Request: Check every line of the data below for the string "name", and copy the ones that hold it.

Data records:

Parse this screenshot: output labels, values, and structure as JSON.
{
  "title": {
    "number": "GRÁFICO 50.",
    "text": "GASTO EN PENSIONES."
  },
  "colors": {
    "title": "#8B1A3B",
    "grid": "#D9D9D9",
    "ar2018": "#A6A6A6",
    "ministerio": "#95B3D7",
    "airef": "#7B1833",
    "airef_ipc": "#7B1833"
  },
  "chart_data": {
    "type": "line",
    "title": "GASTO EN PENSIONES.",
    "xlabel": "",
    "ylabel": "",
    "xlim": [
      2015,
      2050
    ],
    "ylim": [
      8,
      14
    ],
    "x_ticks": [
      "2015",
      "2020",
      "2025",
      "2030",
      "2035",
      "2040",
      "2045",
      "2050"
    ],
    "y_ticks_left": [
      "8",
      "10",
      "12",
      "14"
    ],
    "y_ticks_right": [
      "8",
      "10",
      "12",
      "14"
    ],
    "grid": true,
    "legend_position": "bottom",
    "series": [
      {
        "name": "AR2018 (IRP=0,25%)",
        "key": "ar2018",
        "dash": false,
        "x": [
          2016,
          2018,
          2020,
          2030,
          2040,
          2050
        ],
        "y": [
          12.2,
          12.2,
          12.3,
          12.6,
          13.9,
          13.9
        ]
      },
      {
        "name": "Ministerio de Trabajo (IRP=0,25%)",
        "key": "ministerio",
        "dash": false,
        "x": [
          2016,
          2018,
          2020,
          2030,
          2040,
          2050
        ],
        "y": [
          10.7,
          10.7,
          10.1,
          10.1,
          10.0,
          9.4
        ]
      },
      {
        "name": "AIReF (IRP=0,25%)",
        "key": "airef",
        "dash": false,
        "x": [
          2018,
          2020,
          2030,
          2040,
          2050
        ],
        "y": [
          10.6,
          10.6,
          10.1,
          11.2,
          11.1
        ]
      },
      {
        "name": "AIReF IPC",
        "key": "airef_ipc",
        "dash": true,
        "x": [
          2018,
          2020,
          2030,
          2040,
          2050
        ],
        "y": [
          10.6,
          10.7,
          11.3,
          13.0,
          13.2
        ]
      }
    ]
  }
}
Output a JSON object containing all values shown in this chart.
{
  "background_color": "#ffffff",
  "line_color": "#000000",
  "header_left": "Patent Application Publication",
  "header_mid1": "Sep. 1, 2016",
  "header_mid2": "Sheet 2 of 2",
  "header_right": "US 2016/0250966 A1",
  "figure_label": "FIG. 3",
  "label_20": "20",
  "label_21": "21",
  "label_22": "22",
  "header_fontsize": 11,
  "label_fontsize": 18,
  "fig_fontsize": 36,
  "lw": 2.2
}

Full response:
        "name": "AR2018 (IRP=0,25%)",
        "name": "Ministerio de Trabajo (IRP=0,25%)",
        "name": "AIReF (IRP=0,25%)",
        "name": "AIReF IPC",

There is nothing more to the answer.